=== WORK TO COMPLETE ===
Set the following entries down again exactly, line by line.

----------------------------------------

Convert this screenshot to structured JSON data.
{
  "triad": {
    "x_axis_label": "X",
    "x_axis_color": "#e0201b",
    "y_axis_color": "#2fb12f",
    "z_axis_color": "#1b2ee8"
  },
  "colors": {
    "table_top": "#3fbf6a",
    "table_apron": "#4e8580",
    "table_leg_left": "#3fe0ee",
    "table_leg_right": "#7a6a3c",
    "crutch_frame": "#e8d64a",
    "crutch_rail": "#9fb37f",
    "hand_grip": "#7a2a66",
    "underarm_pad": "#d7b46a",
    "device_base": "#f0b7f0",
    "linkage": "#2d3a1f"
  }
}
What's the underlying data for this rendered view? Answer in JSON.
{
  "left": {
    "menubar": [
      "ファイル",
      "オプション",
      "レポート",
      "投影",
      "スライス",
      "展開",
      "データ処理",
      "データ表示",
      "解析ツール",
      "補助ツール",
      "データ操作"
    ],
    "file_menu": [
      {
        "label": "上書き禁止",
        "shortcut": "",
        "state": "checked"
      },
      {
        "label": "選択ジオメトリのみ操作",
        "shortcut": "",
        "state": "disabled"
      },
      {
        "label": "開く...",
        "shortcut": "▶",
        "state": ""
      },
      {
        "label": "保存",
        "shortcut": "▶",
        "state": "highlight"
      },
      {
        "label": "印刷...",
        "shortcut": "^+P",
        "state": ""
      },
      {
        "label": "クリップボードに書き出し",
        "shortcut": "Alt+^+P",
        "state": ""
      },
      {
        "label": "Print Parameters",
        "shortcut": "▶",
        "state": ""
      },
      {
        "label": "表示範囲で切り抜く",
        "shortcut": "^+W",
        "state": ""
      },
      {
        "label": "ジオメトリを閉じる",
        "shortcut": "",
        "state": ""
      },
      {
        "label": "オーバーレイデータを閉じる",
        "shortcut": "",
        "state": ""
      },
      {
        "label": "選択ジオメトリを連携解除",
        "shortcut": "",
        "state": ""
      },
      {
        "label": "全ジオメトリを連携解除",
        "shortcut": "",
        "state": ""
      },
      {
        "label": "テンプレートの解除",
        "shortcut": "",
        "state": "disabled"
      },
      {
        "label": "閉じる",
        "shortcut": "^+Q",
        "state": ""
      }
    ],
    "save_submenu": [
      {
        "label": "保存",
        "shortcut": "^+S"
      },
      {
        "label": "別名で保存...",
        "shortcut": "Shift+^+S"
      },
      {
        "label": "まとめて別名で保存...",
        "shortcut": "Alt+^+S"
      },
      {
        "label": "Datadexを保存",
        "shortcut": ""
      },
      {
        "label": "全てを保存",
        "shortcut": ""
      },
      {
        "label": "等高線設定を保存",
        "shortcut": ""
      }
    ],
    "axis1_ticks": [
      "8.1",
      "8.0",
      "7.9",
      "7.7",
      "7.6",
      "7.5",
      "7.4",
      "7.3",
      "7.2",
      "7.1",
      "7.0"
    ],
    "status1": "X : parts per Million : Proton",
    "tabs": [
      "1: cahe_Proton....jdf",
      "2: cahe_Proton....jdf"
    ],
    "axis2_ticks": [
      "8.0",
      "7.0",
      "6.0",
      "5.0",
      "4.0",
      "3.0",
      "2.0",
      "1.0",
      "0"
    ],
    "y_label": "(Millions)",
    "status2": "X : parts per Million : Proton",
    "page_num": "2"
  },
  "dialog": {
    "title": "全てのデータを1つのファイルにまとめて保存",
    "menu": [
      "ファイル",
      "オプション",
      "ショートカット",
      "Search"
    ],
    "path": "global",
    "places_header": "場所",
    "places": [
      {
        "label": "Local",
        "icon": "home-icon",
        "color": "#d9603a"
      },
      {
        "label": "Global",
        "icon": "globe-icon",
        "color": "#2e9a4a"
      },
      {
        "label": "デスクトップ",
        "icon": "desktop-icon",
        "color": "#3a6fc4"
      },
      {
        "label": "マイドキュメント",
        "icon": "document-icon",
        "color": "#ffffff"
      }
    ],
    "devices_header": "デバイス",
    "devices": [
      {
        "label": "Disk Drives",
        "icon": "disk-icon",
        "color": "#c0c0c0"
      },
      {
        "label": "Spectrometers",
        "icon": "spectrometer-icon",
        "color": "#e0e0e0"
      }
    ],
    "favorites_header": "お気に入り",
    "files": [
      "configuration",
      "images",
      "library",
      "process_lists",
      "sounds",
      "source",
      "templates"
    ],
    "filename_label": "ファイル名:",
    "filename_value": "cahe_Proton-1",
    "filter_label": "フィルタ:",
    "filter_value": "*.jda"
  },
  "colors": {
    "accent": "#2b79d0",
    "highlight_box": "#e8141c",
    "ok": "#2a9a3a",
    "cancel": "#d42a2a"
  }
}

----------------------------------------

=== CORRECT RESULT ===
Convert this screenshot to structured JSON data.
{
  "triad": {
    "x_axis_label": "X",
    "x_axis_color": "#e0201b",
    "y_axis_color": "#2fb12f",
    "z_axis_color": "#1b2ee8"
  },
  "colors": {
    "table_top": "#3fbf6a",
    "table_apron": "#4e8580",
    "table_leg_left": "#3fe0ee",
    "table_leg_right": "#7a6a3c",
    "crutch_frame": "#e8d64a",
    "crutch_rail": "#9fb37f",
    "hand_grip": "#7a2a66",
    "underarm_pad": "#d7b46a",
    "device_base": "#f0b7f0",
    "linkage": "#2d3a1f"
  }
}
What's the underlying data for this rendered view? Answer in JSON.
{
  "left": {
    "menubar": [
      "ファイル",
      "オプション",
      "レポート",
      "投影",
      "スライス",
      "展開",
      "データ処理",
      "データ表示",
      "解析ツール",
      "補助ツール",
      "データ操作"
    ],
    "file_menu": [
      {
        "label": "上書き禁止",
        "shortcut": "",
        "state": "checked"
      },
      {
        "label": "選択ジオメトリのみ操作",
        "shortcut": "",
        "state": "disabled"
      },
      {
        "label": "開く...",
        "shortcut": "▶",
        "state": ""
      },
      {
        "label": "保存",
        "shortcut": "▶",
        "state": "highlight"
      },
      {
        "label": "印刷...",
        "shortcut": "^+P",
        "state": ""
      },
      {
        "label": "クリップボードに書き出し",
        "shortcut": "Alt+^+P",
        "state": ""
      },
      {
        "label": "Print Parameters",
        "shortcut": "▶",
        "state": ""
      },
      {
        "label": "表示範囲で切り抜く",
        "shortcut": "^+W",
        "state": ""
      },
      {
        "label": "ジオメトリを閉じる",
        "shortcut": "",
        "state": ""
      },
      {
        "label": "オーバーレイデータを閉じる",
        "shortcut": "",
        "state": ""
      },
      {
        "label": "選択ジオメトリを連携解除",
        "shortcut": "",
        "state": ""
      },
      {
        "label": "全ジオメトリを連携解除",
        "shortcut": "",
        "state": ""
      },
      {
        "label": "テンプレートの解除",
        "shortcut": "",
        "state": "disabled"
      },
      {
        "label": "閉じる",
        "shortcut": "^+Q",
        "state": ""
      }
    ],
    "save_submenu": [
      {
        "label": "保存",
        "shortcut": "^+S"
      },
      {
        "label": "別名で保存...",
        "shortcut": "Shift+^+S"
      },
      {
        "label": "まとめて別名で保存...",
        "shortcut": "Alt+^+S"
      },
      {
        "label": "Datadexを保存",
        "shortcut": ""
      },
      {
        "label": "全てを保存",
        "shortcut": ""
      },
      {
        "label": "等高線設定を保存",
        "shortcut": ""
      }
    ],
    "axis1_ticks": [
      "8.1",
      "8.0",
      "7.9",
      "7.7",
      "7.6",
      "7.5",
      "7.4",
      "7.3",
      "7.2",
      "7.1",
      "7.0"
    ],
    "status1": "X : parts per Million : Proton",
    "tabs": [
      "1: cahe_Proton....jdf",
      "2: cahe_Proton....jdf"
    ],
    "axis2_ticks": [
      "8.0",
      "7.0",
      "6.0",
      "5.0",
      "4.0",
      "3.0",
      "2.0",
      "1.0",
      "0"
    ],
    "y_label": "(Millions)",
    "status2": "X : parts per Million : Proton",
    "page_num": "2"
  },
  "dialog": {
    "title": "全てのデータを1つのファイルにまとめて保存",
    "menu": [
      "ファイル",
      "オプション",
      "ショートカット",
      "Search"
    ],
    "path": "global",
    "places_header": "場所",
    "places": [
      {
        "label": "Local",
        "icon": "home-icon",
        "color": "#d9603a"
      },
      {
        "label": "Global",
        "icon": "globe-icon",
        "color": "#2e9a4a"
      },
      {
        "label": "デスクトップ",
        "icon": "desktop-icon",
        "color": "#3a6fc4"
      },
      {
        "label": "マイドキュメント",
        "icon": "document-icon",
        "color": "#ffffff"
      }
    ],
    "devices_header": "デバイス",
    "devices": [
      {
        "label": "Disk Drives",
        "icon": "disk-icon",
        "color": "#c0c0c0"
      },
      {
        "label": "Spectrometers",
        "icon": "spectrometer-icon",
        "color": "#e0e0e0"
      }
    ],
    "favorites_header": "お気に入り",
    "files": [
      "configuration",
      "images",
      "library",
      "process_lists",
      "sounds",
      "source",
      "templates"
    ],
    "filename_label": "ファイル名:",
    "filename_value": "cahe_Proton-1",
    "filter_label": "フィルタ:",
    "filter_value": "*.jda"
  },
  "colors": {
    "accent": "#2b79d0",
    "highlight_box": "#e8141c",
    "ok": "#2a9a3a",
    "cancel": "#d42a2a"
  }
}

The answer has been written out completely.